I have 1 of these. I glued it to the bottom of the turnout, and hollowed out the roadbed and subroadbed to accommodate it. It's one of many experiments in the art of hiding Atlas switch machines. It has been working fine for 4-5 years on a little-used pair of sidings. If it ever fails, I would have to rip the whole thing up.
On the newer part of my layout, I switched to Tortoises for the turnouts in front, near the viewer. I don't plan to go back.
It takes an iron man to play with a toy iron horse.
Hi!
The Atlas machines are what they are - an inexpensive alternative to the Tortoises and the like.
On my last layout, which lasted 14 years, I had 6 of the undertable Atlas machines on my lower level staging yards. They got quite a workout, and they all lasted - without adjustment - for the 14 years.
The above table Atlas machines are identical mechanisms, and I had similar luck with the 30 plus ones I had on the same layout. Yes, they certainly aren't realistic looking, but with some flat black/brown paint and CAREFULLY applied groundcover, they almost disappear.
My point is, they are what they are - a reliable, less expensive alternative to the Tortoises.
ENJOY !
Mobilman44
Living in southeast Texas, formerly modeling the "postwar" Santa Fe and Illinois Central
Assuming all of the above is being used in HO scale, how about N??

_Data records_.
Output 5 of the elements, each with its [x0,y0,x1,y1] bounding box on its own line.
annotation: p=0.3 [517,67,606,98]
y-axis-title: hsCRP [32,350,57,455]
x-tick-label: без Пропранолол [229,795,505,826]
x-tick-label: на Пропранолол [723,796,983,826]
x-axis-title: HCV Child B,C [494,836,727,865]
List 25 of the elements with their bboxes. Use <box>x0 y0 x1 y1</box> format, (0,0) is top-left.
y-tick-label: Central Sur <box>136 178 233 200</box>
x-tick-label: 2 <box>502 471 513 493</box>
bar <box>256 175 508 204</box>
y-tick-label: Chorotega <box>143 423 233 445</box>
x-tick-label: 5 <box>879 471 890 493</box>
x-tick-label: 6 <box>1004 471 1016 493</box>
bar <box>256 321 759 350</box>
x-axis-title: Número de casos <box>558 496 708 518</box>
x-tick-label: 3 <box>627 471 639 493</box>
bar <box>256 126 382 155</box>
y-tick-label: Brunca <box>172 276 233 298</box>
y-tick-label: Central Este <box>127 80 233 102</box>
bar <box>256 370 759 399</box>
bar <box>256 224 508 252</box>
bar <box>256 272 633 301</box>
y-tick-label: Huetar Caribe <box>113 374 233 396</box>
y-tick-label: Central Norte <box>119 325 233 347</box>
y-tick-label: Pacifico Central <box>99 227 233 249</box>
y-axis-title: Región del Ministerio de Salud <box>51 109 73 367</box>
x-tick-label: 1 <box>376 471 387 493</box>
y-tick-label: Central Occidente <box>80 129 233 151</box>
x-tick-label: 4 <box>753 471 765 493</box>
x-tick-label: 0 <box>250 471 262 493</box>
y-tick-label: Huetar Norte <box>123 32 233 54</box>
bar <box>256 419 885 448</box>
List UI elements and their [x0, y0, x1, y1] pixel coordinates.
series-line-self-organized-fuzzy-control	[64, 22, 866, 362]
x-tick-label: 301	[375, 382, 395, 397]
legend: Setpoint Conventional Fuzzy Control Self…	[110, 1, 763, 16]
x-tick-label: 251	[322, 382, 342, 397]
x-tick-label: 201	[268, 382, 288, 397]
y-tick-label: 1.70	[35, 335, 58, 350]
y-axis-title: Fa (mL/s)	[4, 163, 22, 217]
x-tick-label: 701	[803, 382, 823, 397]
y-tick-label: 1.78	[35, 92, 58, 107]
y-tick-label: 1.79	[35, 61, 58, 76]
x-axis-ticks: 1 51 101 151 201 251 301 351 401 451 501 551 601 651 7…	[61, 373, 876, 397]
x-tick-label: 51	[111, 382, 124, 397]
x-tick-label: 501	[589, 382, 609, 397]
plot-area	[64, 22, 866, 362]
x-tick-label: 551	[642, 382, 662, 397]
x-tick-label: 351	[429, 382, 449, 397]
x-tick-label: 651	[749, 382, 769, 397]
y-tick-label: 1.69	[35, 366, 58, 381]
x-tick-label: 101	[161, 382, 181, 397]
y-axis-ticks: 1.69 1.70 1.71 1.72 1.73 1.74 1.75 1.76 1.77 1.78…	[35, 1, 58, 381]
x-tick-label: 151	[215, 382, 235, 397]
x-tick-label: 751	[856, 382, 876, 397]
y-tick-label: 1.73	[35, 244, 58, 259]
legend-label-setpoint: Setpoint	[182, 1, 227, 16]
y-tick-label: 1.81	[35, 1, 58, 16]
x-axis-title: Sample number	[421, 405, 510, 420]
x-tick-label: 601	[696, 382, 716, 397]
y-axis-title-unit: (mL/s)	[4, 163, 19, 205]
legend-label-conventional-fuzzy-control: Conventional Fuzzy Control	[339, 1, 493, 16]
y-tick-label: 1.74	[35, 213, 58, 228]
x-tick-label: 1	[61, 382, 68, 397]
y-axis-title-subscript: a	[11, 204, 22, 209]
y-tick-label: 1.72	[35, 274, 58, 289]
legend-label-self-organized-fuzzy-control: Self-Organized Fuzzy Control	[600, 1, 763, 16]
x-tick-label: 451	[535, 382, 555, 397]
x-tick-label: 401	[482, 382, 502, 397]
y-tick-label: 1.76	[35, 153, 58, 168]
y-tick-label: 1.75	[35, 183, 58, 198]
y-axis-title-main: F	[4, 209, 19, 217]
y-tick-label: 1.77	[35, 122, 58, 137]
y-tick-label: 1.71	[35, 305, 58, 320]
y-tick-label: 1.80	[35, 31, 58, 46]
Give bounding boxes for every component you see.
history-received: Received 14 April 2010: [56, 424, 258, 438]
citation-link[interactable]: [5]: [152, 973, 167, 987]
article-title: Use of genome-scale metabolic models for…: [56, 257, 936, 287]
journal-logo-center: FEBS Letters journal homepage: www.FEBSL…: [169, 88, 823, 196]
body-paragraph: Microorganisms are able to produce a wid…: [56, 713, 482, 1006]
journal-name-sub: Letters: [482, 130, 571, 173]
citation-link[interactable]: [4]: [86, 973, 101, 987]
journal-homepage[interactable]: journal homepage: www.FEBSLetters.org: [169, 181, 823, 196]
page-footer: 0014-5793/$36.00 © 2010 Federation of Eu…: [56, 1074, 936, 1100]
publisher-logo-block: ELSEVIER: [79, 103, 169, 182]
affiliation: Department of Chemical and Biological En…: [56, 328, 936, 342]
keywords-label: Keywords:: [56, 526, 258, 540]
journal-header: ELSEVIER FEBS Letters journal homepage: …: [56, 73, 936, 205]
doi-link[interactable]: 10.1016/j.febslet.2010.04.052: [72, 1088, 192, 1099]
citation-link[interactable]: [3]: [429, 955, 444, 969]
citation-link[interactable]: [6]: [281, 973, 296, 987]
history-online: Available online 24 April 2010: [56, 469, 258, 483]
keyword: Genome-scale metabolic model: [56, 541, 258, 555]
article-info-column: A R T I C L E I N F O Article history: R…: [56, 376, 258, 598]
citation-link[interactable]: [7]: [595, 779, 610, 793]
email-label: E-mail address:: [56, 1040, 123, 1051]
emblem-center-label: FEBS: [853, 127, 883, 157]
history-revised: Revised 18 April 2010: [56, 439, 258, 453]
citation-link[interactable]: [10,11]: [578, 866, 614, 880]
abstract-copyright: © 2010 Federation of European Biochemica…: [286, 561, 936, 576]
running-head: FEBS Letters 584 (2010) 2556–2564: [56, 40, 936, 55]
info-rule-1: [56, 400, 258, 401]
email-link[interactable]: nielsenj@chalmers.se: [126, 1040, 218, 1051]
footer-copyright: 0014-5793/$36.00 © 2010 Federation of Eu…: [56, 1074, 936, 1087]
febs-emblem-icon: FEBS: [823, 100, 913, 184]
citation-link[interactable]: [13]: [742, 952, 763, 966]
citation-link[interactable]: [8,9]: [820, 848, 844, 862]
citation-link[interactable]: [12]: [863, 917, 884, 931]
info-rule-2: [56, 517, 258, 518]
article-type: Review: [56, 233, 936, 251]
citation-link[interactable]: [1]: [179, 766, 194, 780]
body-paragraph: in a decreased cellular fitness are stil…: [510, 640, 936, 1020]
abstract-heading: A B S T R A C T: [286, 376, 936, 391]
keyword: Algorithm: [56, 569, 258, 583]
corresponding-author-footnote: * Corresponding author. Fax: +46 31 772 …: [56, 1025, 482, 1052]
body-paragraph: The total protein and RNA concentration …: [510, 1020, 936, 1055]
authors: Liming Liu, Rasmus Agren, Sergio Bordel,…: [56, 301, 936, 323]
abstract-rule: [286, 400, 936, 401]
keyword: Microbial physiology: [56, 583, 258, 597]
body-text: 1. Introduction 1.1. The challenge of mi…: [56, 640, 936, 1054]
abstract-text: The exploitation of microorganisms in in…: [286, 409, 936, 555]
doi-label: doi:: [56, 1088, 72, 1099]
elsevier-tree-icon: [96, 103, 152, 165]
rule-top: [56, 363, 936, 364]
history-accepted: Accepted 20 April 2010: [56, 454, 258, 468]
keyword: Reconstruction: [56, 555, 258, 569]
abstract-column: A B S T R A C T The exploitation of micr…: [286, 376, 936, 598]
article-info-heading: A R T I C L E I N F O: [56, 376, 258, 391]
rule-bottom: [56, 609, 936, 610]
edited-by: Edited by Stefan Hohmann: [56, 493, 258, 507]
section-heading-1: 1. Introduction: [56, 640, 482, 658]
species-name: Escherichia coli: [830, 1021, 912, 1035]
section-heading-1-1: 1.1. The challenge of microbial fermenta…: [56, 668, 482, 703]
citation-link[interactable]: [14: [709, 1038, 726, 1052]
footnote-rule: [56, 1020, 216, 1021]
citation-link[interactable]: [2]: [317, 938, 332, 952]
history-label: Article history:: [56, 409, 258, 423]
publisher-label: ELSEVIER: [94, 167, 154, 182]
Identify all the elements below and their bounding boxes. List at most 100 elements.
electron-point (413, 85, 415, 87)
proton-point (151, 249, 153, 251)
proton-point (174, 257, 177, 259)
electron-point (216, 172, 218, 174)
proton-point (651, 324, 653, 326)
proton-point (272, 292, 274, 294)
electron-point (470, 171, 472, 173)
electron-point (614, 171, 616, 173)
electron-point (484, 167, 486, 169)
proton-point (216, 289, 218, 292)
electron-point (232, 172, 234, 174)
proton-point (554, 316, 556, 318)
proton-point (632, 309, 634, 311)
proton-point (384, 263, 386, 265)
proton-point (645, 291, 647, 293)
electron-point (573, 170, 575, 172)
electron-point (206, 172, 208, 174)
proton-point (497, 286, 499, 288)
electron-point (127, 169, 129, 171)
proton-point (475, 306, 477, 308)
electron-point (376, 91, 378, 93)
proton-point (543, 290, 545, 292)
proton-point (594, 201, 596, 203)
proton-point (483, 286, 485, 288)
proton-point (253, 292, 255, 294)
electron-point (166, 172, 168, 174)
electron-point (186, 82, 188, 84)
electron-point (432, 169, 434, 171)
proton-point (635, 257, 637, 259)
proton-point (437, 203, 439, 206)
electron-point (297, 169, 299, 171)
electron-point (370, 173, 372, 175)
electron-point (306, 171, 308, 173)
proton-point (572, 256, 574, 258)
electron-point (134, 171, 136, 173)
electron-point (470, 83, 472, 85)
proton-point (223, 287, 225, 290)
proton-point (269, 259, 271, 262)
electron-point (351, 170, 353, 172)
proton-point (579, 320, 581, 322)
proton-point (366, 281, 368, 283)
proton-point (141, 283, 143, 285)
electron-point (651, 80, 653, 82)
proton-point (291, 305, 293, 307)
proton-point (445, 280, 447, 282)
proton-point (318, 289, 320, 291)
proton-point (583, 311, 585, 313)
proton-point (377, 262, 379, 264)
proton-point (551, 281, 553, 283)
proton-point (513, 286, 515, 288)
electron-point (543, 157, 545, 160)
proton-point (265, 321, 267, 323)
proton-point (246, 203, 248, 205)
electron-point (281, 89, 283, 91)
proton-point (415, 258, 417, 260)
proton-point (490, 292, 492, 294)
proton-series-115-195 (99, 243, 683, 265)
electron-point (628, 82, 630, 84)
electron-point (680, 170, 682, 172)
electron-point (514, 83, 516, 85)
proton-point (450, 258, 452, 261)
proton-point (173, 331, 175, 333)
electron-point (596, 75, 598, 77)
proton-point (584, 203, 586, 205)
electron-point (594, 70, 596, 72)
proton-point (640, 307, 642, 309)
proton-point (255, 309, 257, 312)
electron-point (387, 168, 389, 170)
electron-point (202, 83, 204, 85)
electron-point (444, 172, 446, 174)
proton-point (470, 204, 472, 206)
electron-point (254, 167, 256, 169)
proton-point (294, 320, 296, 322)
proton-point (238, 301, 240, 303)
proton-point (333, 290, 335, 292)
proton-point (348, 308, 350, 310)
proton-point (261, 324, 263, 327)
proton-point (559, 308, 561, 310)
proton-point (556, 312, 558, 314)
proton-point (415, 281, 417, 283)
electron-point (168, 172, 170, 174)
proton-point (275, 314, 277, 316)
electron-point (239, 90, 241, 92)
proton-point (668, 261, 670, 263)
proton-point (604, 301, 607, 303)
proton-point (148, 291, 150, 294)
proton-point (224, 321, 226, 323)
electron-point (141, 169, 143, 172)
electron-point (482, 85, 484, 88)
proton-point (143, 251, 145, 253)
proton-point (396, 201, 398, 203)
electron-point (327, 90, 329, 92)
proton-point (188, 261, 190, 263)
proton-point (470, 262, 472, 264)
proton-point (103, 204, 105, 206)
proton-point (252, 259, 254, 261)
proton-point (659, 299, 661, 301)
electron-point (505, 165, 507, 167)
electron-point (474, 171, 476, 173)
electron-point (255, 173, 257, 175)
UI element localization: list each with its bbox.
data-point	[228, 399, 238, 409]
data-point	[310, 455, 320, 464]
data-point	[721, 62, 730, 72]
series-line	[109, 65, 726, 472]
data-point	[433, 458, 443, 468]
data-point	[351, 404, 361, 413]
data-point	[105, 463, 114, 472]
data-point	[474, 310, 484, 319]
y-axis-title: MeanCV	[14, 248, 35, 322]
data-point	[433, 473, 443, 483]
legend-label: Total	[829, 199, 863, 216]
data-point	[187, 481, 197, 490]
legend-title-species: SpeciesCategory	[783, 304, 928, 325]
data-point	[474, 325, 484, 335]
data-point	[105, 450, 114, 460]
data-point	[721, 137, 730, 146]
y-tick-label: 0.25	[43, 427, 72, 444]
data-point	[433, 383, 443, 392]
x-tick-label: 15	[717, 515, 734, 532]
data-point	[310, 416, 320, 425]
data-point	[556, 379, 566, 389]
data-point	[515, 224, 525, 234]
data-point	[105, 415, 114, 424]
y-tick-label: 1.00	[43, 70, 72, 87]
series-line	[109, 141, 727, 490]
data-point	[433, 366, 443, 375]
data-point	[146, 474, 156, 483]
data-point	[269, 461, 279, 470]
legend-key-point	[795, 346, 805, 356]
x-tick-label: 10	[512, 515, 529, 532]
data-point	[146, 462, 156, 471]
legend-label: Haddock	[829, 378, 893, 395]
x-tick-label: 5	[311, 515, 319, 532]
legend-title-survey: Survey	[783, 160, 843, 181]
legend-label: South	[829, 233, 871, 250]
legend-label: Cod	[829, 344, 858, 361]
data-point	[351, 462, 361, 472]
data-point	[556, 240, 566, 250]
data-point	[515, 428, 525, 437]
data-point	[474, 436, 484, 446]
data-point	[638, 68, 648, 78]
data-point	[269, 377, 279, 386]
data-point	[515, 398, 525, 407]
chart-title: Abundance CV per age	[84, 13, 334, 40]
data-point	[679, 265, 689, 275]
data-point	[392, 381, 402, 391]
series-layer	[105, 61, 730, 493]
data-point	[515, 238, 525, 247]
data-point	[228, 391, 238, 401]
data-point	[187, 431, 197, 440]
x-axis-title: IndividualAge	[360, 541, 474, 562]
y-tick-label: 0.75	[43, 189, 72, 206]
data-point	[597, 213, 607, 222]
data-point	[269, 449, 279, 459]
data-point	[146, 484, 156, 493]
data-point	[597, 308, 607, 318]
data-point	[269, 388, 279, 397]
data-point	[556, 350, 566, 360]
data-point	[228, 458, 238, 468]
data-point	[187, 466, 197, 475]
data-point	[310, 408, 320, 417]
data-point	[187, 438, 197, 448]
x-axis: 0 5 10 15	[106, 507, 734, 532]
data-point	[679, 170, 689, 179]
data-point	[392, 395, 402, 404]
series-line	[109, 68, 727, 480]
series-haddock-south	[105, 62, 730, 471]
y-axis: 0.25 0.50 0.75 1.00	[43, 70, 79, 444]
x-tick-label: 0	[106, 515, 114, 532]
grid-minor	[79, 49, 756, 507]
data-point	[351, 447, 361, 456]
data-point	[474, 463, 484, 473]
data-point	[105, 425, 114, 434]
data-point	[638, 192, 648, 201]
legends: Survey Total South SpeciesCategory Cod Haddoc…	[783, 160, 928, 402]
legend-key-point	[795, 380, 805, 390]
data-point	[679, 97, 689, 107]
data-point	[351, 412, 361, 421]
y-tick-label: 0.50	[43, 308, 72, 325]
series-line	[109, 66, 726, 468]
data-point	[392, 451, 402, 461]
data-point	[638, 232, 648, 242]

_Activity_. In the post about Atlas switch machines, write out everything from "On the newer" down to "the 14 years.", substituting "slow-motion machines" for "Tortoises" wherever it occurs. Work only from the post about Atlas switch machines, not from the material.

_Exercise result_.
On the newer part of my layout, I switched to slow-motion machines for the turnouts in front, near the viewer. I don't plan to go back.
It takes an iron man to play with a toy iron horse.
Hi!
The Atlas machines are what they are - an inexpensive alternative to the slow-motion machines and the like.
On my last layout, which lasted 14 years, I had 6 of the undertable Atlas machines on my lower level staging yards. They got quite a workout, and they all lasted - without adjustment - for the 14 years.